What you should do >> Transcribe the entries verbatim, beginning at the line that contains "hashtag-link[interactable]: #politikk xyxy=(1261,629,1313,645)" and stopping after the line that contains "author-handle[interactable]: @kariekas xyxy=(797,748,865,764)".

Extracted data >>

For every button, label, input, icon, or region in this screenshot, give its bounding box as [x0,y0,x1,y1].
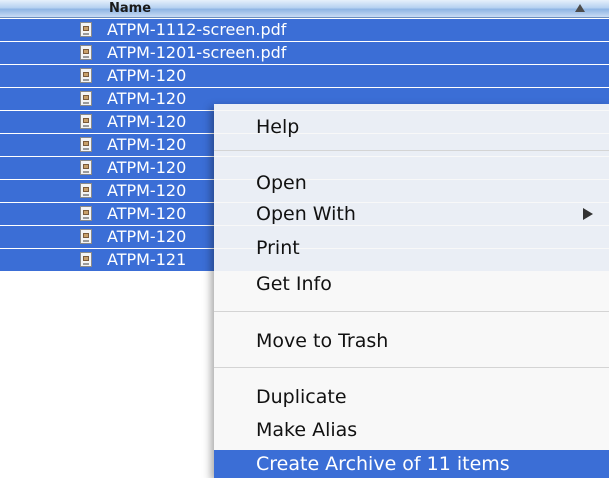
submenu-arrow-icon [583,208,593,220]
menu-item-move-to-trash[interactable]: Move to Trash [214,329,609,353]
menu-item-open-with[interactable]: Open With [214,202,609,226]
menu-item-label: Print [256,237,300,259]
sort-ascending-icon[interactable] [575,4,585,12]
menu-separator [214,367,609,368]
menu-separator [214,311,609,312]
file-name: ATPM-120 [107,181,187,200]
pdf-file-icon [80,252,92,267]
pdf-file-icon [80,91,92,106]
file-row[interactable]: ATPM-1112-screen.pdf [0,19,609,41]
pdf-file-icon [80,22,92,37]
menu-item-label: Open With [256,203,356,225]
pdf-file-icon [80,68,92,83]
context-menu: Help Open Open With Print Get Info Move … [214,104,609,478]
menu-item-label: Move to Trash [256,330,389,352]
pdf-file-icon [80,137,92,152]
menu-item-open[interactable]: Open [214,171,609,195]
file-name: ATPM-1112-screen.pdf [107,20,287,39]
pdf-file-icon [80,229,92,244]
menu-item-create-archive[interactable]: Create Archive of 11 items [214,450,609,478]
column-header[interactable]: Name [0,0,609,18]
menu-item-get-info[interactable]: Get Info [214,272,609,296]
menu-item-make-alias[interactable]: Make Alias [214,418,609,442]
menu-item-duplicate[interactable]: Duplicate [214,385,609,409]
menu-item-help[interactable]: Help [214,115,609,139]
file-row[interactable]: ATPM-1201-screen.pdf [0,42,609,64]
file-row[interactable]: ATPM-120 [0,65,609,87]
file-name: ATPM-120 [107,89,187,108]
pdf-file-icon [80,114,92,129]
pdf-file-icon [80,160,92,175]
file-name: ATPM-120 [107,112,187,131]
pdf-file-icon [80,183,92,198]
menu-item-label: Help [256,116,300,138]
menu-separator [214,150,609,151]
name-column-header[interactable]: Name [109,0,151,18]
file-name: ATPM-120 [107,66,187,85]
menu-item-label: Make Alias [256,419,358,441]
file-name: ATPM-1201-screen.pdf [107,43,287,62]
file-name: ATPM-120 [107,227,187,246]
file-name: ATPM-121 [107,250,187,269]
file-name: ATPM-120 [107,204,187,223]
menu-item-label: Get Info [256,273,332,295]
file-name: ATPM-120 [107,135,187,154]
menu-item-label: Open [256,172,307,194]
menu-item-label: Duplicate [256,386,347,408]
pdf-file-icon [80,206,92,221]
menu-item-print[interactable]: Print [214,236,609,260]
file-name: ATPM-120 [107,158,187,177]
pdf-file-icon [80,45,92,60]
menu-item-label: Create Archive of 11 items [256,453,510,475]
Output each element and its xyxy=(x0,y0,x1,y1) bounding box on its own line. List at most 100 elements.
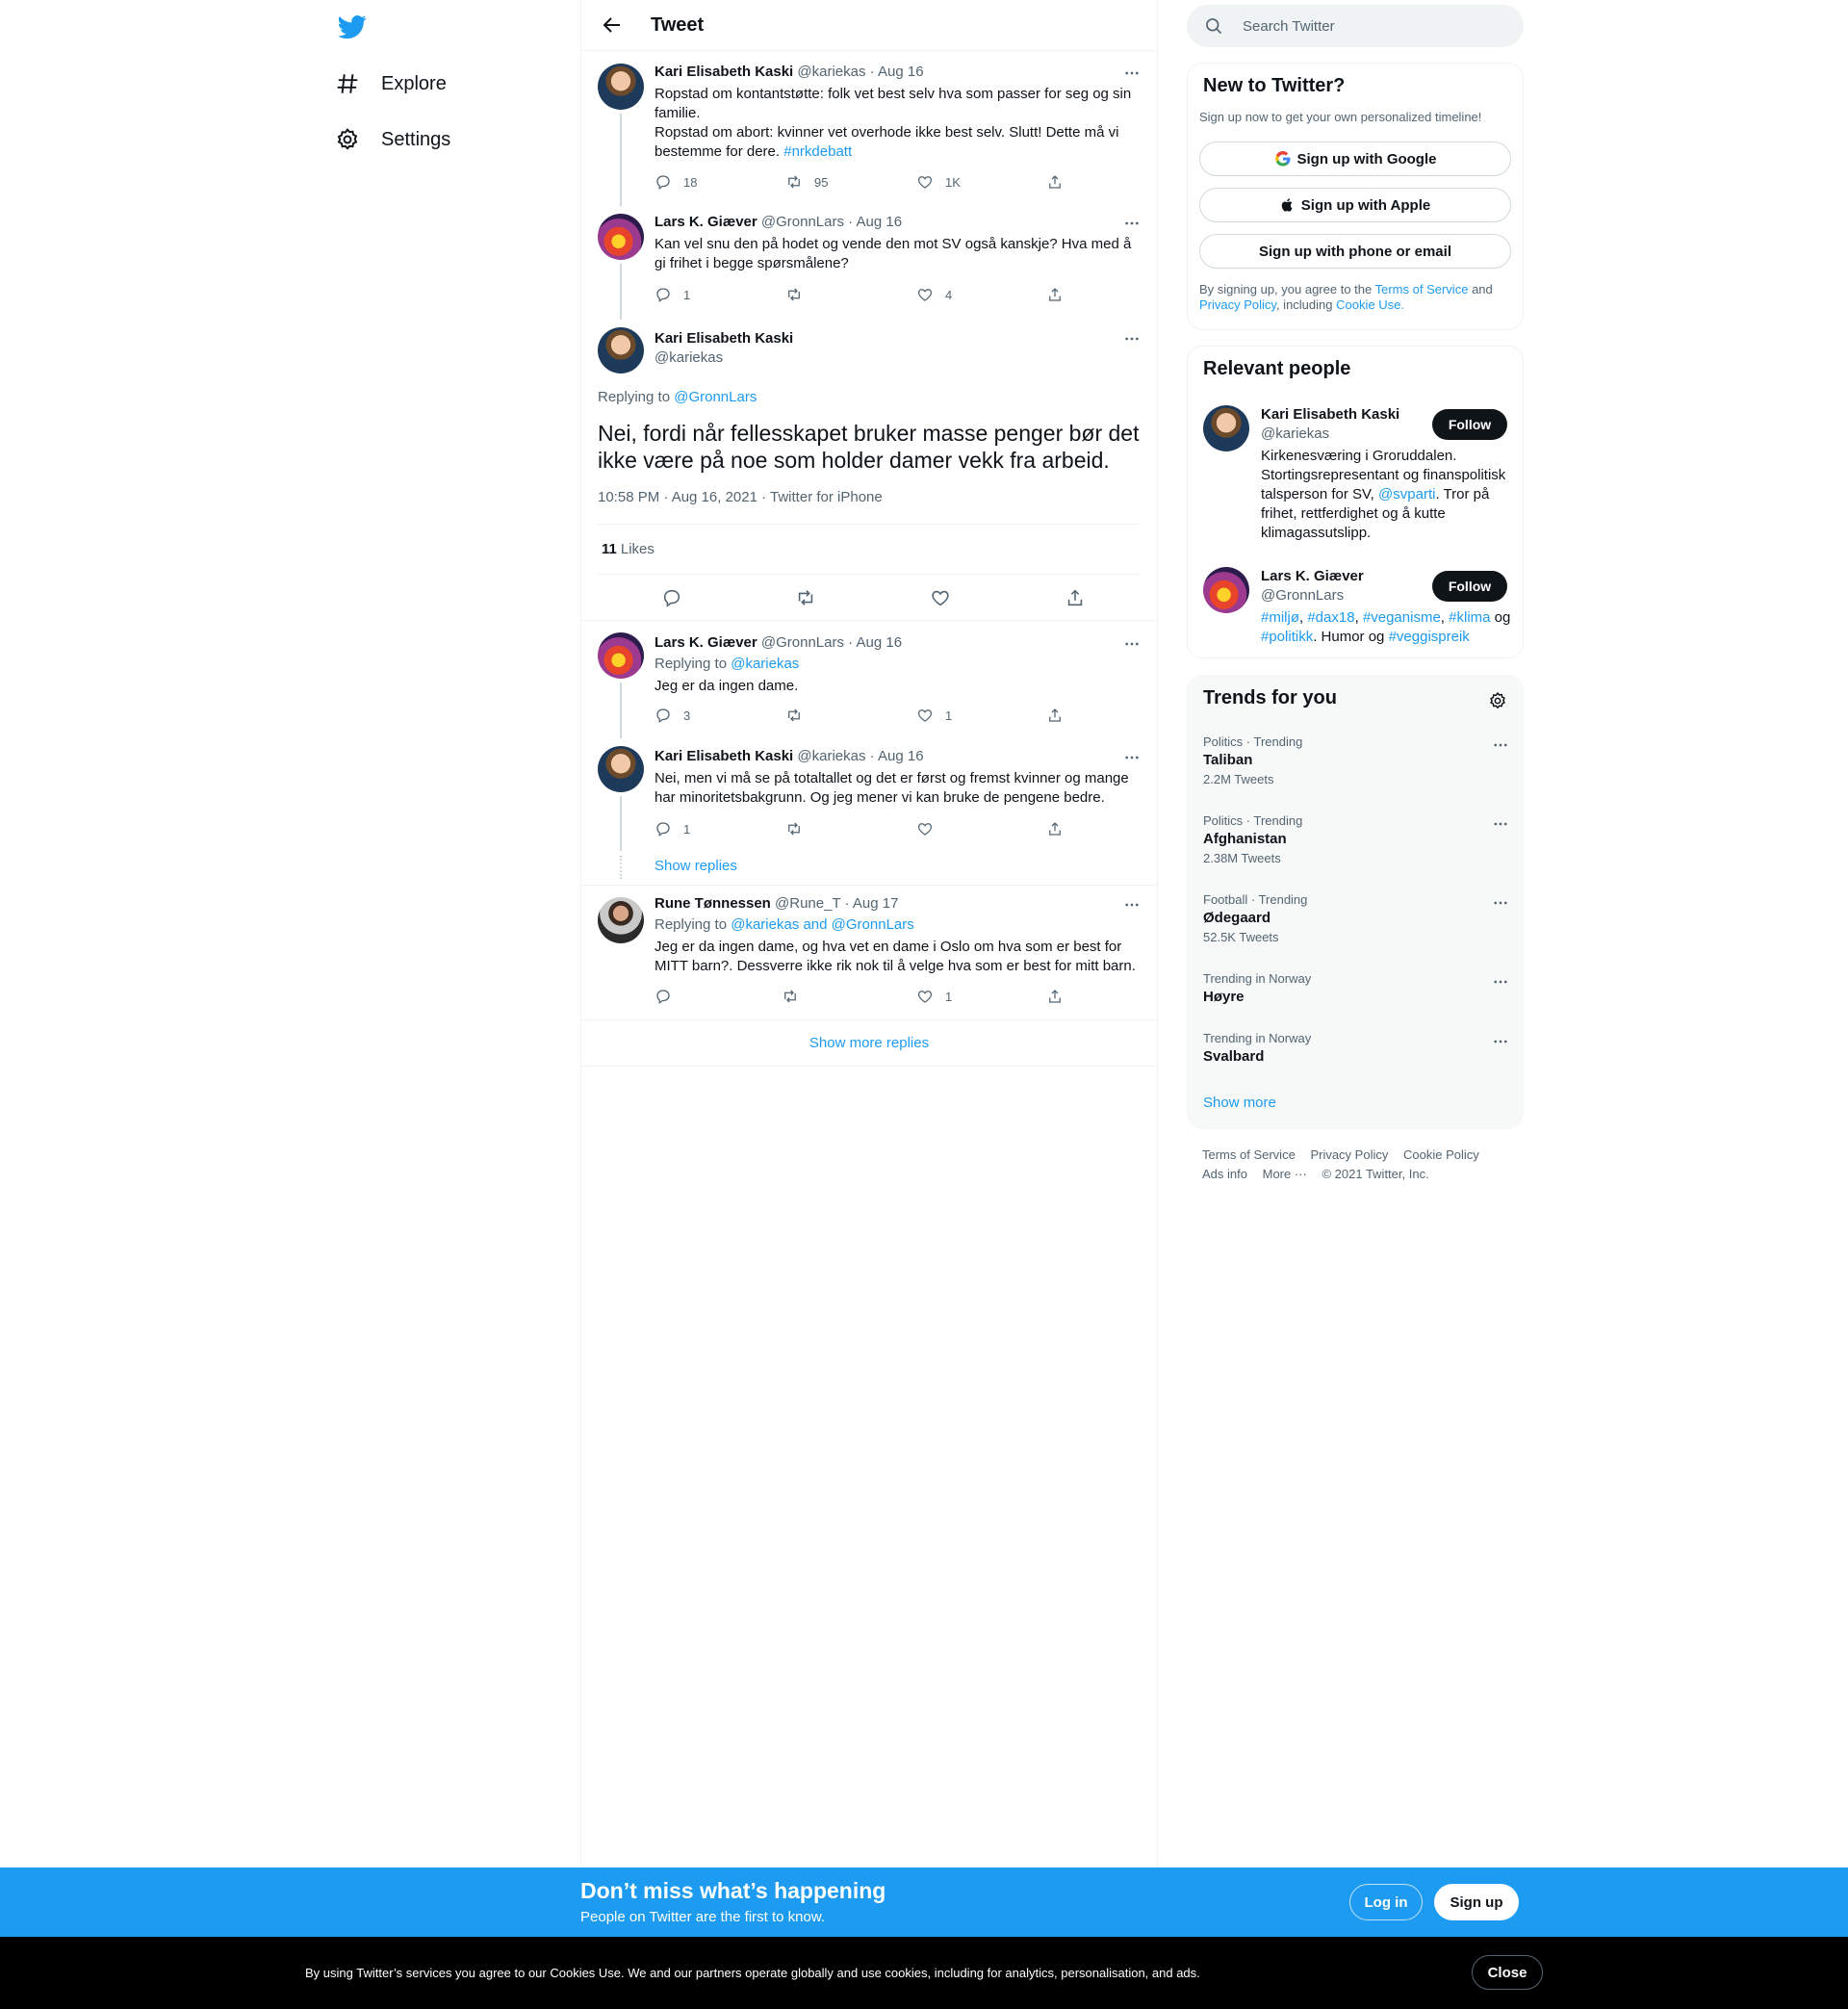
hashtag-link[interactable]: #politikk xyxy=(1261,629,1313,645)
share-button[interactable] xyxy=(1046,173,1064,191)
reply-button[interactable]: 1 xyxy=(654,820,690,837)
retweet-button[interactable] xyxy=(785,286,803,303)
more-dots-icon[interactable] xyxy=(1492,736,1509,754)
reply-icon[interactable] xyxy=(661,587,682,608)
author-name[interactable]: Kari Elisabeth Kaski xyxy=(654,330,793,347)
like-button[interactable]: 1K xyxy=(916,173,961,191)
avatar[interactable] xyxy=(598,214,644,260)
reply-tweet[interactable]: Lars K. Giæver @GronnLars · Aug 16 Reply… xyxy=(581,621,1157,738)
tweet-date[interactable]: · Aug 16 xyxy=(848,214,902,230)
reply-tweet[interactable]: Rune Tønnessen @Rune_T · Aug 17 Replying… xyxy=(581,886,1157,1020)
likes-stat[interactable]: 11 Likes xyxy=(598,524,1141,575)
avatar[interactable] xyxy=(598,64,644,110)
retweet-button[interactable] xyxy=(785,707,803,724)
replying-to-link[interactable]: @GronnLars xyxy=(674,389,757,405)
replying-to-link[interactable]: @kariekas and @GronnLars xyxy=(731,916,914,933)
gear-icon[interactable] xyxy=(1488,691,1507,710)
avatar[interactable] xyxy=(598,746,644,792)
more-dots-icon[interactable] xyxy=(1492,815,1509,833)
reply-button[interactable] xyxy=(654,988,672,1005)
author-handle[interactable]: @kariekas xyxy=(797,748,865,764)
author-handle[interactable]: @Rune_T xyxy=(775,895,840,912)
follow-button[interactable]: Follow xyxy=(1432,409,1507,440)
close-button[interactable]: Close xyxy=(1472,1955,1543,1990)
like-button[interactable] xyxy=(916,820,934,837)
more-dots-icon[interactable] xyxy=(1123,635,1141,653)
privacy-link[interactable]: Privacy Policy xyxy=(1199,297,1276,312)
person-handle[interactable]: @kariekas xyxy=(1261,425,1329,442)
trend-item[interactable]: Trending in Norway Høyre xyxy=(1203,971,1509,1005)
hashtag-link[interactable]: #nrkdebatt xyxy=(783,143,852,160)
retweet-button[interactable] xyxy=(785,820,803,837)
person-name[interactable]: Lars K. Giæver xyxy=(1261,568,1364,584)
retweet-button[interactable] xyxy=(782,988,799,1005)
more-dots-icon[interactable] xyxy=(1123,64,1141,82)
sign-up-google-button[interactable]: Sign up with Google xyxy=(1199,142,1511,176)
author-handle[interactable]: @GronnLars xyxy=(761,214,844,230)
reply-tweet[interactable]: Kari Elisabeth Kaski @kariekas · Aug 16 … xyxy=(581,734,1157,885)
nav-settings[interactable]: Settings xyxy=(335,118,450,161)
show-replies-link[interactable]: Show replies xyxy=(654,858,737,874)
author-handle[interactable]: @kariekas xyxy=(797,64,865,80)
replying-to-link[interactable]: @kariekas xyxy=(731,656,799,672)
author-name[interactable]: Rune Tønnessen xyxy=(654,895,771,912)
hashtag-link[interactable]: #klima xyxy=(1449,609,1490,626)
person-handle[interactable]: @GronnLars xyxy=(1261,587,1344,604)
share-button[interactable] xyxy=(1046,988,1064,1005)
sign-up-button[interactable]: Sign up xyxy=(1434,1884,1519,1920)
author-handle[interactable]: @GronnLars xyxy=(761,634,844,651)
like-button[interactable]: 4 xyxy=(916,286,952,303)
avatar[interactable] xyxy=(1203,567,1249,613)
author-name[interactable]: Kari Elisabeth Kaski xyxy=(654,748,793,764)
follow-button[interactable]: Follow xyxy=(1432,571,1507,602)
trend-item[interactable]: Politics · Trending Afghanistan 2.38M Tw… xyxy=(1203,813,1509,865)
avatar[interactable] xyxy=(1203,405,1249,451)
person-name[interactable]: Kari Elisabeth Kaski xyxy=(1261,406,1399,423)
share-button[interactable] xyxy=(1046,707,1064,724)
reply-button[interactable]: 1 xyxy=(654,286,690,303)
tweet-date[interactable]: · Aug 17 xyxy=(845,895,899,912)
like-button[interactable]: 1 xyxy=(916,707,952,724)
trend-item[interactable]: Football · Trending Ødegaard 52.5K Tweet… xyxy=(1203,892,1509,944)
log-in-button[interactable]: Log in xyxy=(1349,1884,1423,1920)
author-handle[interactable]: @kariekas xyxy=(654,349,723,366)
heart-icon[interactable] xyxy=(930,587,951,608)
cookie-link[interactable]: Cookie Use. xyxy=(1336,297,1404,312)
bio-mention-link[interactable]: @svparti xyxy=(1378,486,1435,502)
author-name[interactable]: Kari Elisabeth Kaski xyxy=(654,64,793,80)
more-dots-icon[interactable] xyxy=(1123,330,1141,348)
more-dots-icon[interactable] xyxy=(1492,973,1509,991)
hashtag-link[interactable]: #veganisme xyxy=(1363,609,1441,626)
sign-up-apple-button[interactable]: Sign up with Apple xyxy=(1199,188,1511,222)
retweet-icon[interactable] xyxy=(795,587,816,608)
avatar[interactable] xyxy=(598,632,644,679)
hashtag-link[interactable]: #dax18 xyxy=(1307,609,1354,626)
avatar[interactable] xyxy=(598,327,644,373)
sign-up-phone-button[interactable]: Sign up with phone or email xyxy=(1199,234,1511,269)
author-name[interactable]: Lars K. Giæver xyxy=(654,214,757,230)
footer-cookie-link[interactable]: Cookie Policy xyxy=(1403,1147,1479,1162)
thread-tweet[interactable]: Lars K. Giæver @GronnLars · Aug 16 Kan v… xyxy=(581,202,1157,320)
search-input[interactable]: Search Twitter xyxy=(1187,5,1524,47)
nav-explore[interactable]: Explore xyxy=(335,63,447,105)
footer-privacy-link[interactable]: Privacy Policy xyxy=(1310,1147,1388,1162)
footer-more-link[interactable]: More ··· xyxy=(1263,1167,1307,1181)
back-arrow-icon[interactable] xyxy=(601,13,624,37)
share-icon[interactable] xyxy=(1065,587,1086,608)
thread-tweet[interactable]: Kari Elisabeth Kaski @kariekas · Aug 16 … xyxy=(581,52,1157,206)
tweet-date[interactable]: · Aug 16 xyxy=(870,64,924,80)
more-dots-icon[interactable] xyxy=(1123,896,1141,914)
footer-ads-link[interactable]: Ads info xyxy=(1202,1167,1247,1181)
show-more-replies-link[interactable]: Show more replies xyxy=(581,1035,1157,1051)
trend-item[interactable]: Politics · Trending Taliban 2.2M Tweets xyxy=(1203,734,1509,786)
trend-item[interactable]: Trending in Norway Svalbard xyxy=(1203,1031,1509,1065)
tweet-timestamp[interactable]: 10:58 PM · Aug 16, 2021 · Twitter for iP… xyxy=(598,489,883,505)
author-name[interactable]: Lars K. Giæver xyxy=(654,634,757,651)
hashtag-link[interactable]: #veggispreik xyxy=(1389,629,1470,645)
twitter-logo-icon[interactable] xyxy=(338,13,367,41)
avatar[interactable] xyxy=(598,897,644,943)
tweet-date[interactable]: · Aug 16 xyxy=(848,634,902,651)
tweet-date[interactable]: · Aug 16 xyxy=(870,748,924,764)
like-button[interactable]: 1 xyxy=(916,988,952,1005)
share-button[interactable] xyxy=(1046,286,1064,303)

Task response >>
hashtag-link[interactable]: #politikk xyxy=(1261,629,1313,645)
share-button[interactable] xyxy=(1046,173,1064,191)
reply-button[interactable]: 1 xyxy=(654,820,690,837)
retweet-button[interactable] xyxy=(785,286,803,303)
more-dots-icon[interactable] xyxy=(1492,736,1509,754)
reply-icon[interactable] xyxy=(661,587,682,608)
author-name[interactable]: Kari Elisabeth Kaski xyxy=(654,330,793,347)
like-button[interactable]: 1K xyxy=(916,173,961,191)
avatar[interactable] xyxy=(598,214,644,260)
reply-tweet[interactable]: Lars K. Giæver @GronnLars · Aug 16 Reply… xyxy=(581,621,1157,738)
tweet-date[interactable]: · Aug 16 xyxy=(848,214,902,230)
reply-tweet[interactable]: Rune Tønnessen @Rune_T · Aug 17 Replying… xyxy=(581,886,1157,1020)
likes-stat[interactable]: 11 Likes xyxy=(598,524,1141,575)
avatar[interactable] xyxy=(598,64,644,110)
retweet-button[interactable] xyxy=(785,707,803,724)
replying-to-link[interactable]: @GronnLars xyxy=(674,389,757,405)
replying-to-link[interactable]: @kariekas and @GronnLars xyxy=(731,916,914,933)
gear-icon[interactable] xyxy=(1488,691,1507,710)
avatar[interactable] xyxy=(598,746,644,792)
more-dots-icon[interactable] xyxy=(1492,815,1509,833)
reply-button[interactable] xyxy=(654,988,672,1005)
author-handle[interactable]: @kariekas xyxy=(797,748,865,764)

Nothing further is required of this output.